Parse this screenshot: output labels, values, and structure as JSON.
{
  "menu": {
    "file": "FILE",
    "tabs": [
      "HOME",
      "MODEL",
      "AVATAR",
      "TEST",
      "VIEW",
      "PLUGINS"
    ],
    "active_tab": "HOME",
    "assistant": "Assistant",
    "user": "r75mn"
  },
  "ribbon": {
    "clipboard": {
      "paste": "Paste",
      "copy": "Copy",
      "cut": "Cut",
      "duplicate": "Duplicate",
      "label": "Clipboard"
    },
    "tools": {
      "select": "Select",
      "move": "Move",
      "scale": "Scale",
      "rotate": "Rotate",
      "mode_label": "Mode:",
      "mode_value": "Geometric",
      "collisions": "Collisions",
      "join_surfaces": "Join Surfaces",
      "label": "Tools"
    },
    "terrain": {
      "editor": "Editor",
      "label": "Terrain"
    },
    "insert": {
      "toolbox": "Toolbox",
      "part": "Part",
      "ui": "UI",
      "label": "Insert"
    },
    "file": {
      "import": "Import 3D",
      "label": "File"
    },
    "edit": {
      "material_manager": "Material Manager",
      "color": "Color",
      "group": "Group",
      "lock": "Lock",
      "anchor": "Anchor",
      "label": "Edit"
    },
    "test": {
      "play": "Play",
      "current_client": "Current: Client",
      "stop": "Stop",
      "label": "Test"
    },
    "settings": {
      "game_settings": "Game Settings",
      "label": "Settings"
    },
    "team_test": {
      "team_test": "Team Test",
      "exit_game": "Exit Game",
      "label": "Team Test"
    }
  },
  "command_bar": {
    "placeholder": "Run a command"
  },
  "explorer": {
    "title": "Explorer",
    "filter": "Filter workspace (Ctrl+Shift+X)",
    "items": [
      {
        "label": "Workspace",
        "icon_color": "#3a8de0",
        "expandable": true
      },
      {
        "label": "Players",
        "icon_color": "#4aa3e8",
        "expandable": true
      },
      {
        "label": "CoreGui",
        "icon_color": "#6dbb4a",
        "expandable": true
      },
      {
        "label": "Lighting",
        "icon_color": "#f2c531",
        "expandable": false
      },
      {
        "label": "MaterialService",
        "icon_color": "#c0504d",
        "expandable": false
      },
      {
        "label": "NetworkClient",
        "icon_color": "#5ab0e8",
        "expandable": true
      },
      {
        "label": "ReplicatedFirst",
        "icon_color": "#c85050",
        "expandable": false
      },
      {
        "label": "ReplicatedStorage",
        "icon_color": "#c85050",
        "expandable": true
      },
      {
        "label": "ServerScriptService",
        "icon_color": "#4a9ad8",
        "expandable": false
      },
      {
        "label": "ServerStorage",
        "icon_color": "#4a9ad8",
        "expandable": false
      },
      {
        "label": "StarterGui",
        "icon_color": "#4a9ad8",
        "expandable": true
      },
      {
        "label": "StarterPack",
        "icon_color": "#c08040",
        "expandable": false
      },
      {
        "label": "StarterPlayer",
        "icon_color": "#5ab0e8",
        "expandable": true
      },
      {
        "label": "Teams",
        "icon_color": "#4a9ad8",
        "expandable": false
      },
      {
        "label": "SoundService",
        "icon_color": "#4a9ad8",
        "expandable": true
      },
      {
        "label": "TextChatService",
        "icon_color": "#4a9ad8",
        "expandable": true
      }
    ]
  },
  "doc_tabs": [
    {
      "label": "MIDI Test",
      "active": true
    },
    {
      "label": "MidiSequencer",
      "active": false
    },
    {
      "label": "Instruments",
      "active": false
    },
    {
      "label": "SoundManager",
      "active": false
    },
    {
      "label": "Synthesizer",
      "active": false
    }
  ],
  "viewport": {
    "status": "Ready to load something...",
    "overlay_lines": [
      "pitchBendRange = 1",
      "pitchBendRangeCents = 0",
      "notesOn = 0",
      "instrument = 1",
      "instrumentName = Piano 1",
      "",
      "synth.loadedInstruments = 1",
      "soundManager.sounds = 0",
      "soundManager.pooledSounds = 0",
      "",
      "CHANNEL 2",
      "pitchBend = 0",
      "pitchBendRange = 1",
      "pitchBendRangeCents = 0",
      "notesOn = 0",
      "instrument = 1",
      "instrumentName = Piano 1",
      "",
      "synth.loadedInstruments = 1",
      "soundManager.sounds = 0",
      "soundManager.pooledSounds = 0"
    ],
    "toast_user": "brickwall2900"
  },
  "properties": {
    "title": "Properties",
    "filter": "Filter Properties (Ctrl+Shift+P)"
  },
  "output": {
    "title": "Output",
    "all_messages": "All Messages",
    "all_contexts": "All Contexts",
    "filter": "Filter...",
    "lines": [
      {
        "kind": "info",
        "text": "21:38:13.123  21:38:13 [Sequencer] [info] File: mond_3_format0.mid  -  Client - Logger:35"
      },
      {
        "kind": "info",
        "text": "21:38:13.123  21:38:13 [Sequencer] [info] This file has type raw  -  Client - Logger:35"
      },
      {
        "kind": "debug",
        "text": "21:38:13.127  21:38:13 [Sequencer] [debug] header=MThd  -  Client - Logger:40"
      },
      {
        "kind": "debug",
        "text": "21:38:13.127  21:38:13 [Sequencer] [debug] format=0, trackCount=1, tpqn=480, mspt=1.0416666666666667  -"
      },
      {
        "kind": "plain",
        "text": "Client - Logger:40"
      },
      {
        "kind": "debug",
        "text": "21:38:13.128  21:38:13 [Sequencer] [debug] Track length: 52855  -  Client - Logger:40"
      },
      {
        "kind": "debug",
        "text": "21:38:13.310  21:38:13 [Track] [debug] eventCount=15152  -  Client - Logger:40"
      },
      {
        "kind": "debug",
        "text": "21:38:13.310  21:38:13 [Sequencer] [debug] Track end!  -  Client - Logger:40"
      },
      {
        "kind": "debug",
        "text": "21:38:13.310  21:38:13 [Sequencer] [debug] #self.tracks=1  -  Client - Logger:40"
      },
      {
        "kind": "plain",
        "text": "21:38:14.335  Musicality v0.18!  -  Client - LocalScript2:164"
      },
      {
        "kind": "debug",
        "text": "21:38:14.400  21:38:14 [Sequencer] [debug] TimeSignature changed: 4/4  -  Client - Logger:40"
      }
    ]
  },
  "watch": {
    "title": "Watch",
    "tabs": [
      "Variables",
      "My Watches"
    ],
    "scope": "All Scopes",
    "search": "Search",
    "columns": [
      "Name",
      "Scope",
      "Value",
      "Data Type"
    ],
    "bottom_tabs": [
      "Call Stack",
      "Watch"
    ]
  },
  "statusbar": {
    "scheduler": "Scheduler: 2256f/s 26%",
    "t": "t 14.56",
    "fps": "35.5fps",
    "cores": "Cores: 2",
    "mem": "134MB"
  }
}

****************

WORK TO DO ▸
Copy every line exactly. Leave nothing out.

SOLUTION TO THIS TASK ▸
Parse this screenshot: output labels, values, and structure as JSON.
{
  "menu": {
    "file": "FILE",
    "tabs": [
      "HOME",
      "MODEL",
      "AVATAR",
      "TEST",
      "VIEW",
      "PLUGINS"
    ],
    "active_tab": "HOME",
    "assistant": "Assistant",
    "user": "r75mn"
  },
  "ribbon": {
    "clipboard": {
      "paste": "Paste",
      "copy": "Copy",
      "cut": "Cut",
      "duplicate": "Duplicate",
      "label": "Clipboard"
    },
    "tools": {
      "select": "Select",
      "move": "Move",
      "scale": "Scale",
      "rotate": "Rotate",
      "mode_label": "Mode:",
      "mode_value": "Geometric",
      "collisions": "Collisions",
      "join_surfaces": "Join Surfaces",
      "label": "Tools"
    },
    "terrain": {
      "editor": "Editor",
      "label": "Terrain"
    },
    "insert": {
      "toolbox": "Toolbox",
      "part": "Part",
      "ui": "UI",
      "label": "Insert"
    },
    "file": {
      "import": "Import 3D",
      "label": "File"
    },
    "edit": {
      "material_manager": "Material Manager",
      "color": "Color",
      "group": "Group",
      "lock": "Lock",
      "anchor": "Anchor",
      "label": "Edit"
    },
    "test": {
      "play": "Play",
      "current_client": "Current: Client",
      "stop": "Stop",
      "label": "Test"
    },
    "settings": {
      "game_settings": "Game Settings",
      "label": "Settings"
    },
    "team_test": {
      "team_test": "Team Test",
      "exit_game": "Exit Game",
      "label": "Team Test"
    }
  },
  "command_bar": {
    "placeholder": "Run a command"
  },
  "explorer": {
    "title": "Explorer",
    "filter": "Filter workspace (Ctrl+Shift+X)",
    "items": [
      {
        "label": "Workspace",
        "icon_color": "#3a8de0",
        "expandable": true
      },
      {
        "label": "Players",
        "icon_color": "#4aa3e8",
        "expandable": true
      },
      {
        "label": "CoreGui",
        "icon_color": "#6dbb4a",
        "expandable": true
      },
      {
        "label": "Lighting",
        "icon_color": "#f2c531",
        "expandable": false
      },
      {
        "label": "MaterialService",
        "icon_color": "#c0504d",
        "expandable": false
      },
      {
        "label": "NetworkClient",
        "icon_color": "#5ab0e8",
        "expandable": true
      },
      {
        "label": "ReplicatedFirst",
        "icon_color": "#c85050",
        "expandable": false
      },
      {
        "label": "ReplicatedStorage",
        "icon_color": "#c85050",
        "expandable": true
      },
      {
        "label": "ServerScriptService",
        "icon_color": "#4a9ad8",
        "expandable": false
      },
      {
        "label": "ServerStorage",
        "icon_color": "#4a9ad8",
        "expandable": false
      },
      {
        "label": "StarterGui",
        "icon_color": "#4a9ad8",
        "expandable": true
      },
      {
        "label": "StarterPack",
        "icon_color": "#c08040",
        "expandable": false
      },
      {
        "label": "StarterPlayer",
        "icon_color": "#5ab0e8",
        "expandable": true
      },
      {
        "label": "Teams",
        "icon_color": "#4a9ad8",
        "expandable": false
      },
      {
        "label": "SoundService",
        "icon_color": "#4a9ad8",
        "expandable": true
      },
      {
        "label": "TextChatService",
        "icon_color": "#4a9ad8",
        "expandable": true
      }
    ]
  },
  "doc_tabs": [
    {
      "label": "MIDI Test",
      "active": true
    },
    {
      "label": "MidiSequencer",
      "active": false
    },
    {
      "label": "Instruments",
      "active": false
    },
    {
      "label": "SoundManager",
      "active": false
    },
    {
      "label": "Synthesizer",
      "active": false
    }
  ],
  "viewport": {
    "status": "Ready to load something...",
    "overlay_lines": [
      "pitchBendRange = 1",
      "pitchBendRangeCents = 0",
      "notesOn = 0",
      "instrument = 1",
      "instrumentName = Piano 1",
      "",
      "synth.loadedInstruments = 1",
      "soundManager.sounds = 0",
      "soundManager.pooledSounds = 0",
      "",
      "CHANNEL 2",
      "pitchBend = 0",
      "pitchBendRange = 1",
      "pitchBendRangeCents = 0",
      "notesOn = 0",
      "instrument = 1",
      "instrumentName = Piano 1",
      "",
      "synth.loadedInstruments = 1",
      "soundManager.sounds = 0",
      "soundManager.pooledSounds = 0"
    ],
    "toast_user": "brickwall2900"
  },
  "properties": {
    "title": "Properties",
    "filter": "Filter Properties (Ctrl+Shift+P)"
  },
  "output": {
    "title": "Output",
    "all_messages": "All Messages",
    "all_contexts": "All Contexts",
    "filter": "Filter...",
    "lines": [
      {
        "kind": "info",
        "text": "21:38:13.123  21:38:13 [Sequencer] [info] File: mond_3_format0.mid  -  Client - Logger:35"
      },
      {
        "kind": "info",
        "text": "21:38:13.123  21:38:13 [Sequencer] [info] This file has type raw  -  Client - Logger:35"
      },
      {
        "kind": "debug",
        "text": "21:38:13.127  21:38:13 [Sequencer] [debug] header=MThd  -  Client - Logger:40"
      },
      {
        "kind": "debug",
        "text": "21:38:13.127  21:38:13 [Sequencer] [debug] format=0, trackCount=1, tpqn=480, mspt=1.0416666666666667  -"
      },
      {
        "kind": "plain",
        "text": "Client - Logger:40"
      },
      {
        "kind": "debug",
        "text": "21:38:13.128  21:38:13 [Sequencer] [debug] Track length: 52855  -  Client - Logger:40"
      },
      {
        "kind": "debug",
        "text": "21:38:13.310  21:38:13 [Track] [debug] eventCount=15152  -  Client - Logger:40"
      },
      {
        "kind": "debug",
        "text": "21:38:13.310  21:38:13 [Sequencer] [debug] Track end!  -  Client - Logger:40"
      },
      {
        "kind": "debug",
        "text": "21:38:13.310  21:38:13 [Sequencer] [debug] #self.tracks=1  -  Client - Logger:40"
      },
      {
        "kind": "plain",
        "text": "21:38:14.335  Musicality v0.18!  -  Client - LocalScript2:164"
      },
      {
        "kind": "debug",
        "text": "21:38:14.400  21:38:14 [Sequencer] [debug] TimeSignature changed: 4/4  -  Client - Logger:40"
      }
    ]
  },
  "watch": {
    "title": "Watch",
    "tabs": [
      "Variables",
      "My Watches"
    ],
    "scope": "All Scopes",
    "search": "Search",
    "columns": [
      "Name",
      "Scope",
      "Value",
      "Data Type"
    ],
    "bottom_tabs": [
      "Call Stack",
      "Watch"
    ]
  },
  "statusbar": {
    "scheduler": "Scheduler: 2256f/s 26%",
    "t": "t 14.56",
    "fps": "35.5fps",
    "cores": "Cores: 2",
    "mem": "134MB"
  }
}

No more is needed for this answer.